[Stored records]
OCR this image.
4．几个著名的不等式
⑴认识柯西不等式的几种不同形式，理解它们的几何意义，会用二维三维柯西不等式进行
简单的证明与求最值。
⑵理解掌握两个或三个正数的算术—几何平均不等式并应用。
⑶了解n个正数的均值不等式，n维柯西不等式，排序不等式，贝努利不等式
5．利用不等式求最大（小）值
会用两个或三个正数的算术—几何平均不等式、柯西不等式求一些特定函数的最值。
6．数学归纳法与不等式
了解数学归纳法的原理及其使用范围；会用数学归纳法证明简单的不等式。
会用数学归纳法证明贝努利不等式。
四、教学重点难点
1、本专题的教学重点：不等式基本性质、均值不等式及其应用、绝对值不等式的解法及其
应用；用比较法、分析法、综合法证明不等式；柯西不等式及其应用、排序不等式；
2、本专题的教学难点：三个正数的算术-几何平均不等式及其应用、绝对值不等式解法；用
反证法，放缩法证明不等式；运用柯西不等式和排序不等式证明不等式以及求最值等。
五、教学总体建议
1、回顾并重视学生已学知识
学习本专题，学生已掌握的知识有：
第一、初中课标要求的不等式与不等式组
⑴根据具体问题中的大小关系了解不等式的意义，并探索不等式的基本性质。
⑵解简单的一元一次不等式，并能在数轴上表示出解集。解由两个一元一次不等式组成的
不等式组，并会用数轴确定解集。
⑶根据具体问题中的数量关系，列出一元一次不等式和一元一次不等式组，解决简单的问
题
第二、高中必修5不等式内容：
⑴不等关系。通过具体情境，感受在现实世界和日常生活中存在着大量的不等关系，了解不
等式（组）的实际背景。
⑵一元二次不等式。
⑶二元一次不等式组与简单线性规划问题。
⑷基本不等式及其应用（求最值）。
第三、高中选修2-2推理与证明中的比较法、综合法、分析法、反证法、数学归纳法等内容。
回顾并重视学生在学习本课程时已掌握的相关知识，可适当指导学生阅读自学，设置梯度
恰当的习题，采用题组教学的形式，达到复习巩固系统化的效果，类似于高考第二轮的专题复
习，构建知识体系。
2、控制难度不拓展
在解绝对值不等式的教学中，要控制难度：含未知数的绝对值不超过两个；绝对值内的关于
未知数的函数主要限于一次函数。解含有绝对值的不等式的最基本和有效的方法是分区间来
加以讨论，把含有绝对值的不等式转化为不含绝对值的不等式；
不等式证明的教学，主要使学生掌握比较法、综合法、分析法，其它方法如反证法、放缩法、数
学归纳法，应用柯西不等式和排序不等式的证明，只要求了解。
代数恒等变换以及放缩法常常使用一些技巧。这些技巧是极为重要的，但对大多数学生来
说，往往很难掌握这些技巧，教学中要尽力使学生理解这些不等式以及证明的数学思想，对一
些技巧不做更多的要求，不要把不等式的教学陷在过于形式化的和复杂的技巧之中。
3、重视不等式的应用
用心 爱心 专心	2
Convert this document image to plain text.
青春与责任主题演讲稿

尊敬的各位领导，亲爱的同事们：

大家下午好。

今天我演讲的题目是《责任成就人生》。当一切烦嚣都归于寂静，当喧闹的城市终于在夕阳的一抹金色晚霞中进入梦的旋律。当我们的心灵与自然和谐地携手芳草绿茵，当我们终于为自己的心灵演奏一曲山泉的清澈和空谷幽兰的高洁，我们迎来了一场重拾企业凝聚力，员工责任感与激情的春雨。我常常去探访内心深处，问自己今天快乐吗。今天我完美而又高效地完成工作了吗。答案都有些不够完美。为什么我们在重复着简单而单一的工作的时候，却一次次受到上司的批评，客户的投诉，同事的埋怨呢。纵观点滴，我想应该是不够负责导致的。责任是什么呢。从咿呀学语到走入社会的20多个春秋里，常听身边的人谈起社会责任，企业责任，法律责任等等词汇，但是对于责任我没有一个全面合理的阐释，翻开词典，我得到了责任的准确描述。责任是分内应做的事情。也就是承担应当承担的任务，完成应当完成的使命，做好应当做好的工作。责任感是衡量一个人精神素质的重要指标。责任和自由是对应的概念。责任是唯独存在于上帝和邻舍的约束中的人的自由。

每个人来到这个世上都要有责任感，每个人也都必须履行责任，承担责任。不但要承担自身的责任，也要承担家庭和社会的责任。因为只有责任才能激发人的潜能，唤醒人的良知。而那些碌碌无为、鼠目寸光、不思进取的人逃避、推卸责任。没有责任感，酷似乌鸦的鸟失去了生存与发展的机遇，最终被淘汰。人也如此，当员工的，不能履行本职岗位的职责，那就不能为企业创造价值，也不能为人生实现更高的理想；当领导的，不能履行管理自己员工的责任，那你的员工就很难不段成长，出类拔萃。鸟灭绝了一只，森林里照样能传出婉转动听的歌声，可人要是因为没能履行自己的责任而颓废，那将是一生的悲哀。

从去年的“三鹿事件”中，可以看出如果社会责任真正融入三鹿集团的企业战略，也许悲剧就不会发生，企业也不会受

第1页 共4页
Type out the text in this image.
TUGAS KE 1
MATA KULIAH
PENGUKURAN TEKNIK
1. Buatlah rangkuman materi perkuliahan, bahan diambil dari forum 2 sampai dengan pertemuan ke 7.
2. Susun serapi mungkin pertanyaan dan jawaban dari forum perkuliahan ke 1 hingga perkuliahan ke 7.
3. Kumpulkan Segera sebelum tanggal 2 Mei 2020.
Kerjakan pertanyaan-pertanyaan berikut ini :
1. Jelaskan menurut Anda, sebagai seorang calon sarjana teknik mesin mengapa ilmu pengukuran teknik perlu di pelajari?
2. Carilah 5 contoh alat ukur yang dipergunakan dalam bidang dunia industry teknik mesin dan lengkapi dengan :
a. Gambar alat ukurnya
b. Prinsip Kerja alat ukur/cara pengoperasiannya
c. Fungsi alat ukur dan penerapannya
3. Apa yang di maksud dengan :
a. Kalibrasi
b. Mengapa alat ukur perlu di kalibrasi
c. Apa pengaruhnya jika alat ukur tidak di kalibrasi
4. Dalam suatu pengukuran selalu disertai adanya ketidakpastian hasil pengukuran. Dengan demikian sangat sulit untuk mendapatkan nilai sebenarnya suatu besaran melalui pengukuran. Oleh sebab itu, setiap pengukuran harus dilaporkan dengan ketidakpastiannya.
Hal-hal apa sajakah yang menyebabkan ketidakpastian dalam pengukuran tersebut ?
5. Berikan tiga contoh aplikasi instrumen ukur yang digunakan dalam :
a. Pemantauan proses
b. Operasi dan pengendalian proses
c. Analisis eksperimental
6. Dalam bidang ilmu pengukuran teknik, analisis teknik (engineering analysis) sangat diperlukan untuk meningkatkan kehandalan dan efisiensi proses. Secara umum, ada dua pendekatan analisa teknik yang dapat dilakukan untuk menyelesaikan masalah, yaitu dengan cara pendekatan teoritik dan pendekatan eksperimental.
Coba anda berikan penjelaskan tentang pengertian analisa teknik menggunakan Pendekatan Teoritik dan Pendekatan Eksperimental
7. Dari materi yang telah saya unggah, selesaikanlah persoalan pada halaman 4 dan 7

STATED PROBLEM:
Lines holding the word "alat" should be counted across the entries; state only how many there are.

ANSWER TO THIS TASK:
6